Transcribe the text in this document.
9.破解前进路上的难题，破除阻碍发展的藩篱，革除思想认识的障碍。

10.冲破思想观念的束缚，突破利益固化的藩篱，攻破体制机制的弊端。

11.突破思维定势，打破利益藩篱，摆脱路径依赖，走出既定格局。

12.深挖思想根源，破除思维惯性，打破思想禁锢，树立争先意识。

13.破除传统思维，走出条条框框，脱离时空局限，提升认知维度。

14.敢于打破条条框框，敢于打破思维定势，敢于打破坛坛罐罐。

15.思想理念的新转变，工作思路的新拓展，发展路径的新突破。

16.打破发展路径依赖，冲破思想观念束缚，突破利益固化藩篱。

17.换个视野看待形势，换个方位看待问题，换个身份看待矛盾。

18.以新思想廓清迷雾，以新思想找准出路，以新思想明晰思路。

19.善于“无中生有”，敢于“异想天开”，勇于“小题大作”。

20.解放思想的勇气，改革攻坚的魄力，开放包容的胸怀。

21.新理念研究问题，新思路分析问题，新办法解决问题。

= = = =

● Aim of the task
Restate the listing above word for word.

● Final result
Transcribe the text in this document.
9.破解前进路上的难题，破除阻碍发展的藩篱，革除思想认识的障碍。

10.冲破思想观念的束缚，突破利益固化的藩篱，攻破体制机制的弊端。

11.突破思维定势，打破利益藩篱，摆脱路径依赖，走出既定格局。

12.深挖思想根源，破除思维惯性，打破思想禁锢，树立争先意识。

13.破除传统思维，走出条条框框，脱离时空局限，提升认知维度。

14.敢于打破条条框框，敢于打破思维定势，敢于打破坛坛罐罐。

15.思想理念的新转变，工作思路的新拓展，发展路径的新突破。

16.打破发展路径依赖，冲破思想观念束缚，突破利益固化藩篱。

17.换个视野看待形势，换个方位看待问题，换个身份看待矛盾。

18.以新思想廓清迷雾，以新思想找准出路，以新思想明晰思路。

19.善于“无中生有”，敢于“异想天开”，勇于“小题大作”。

20.解放思想的勇气，改革攻坚的魄力，开放包容的胸怀。

21.新理念研究问题，新思路分析问题，新办法解决问题。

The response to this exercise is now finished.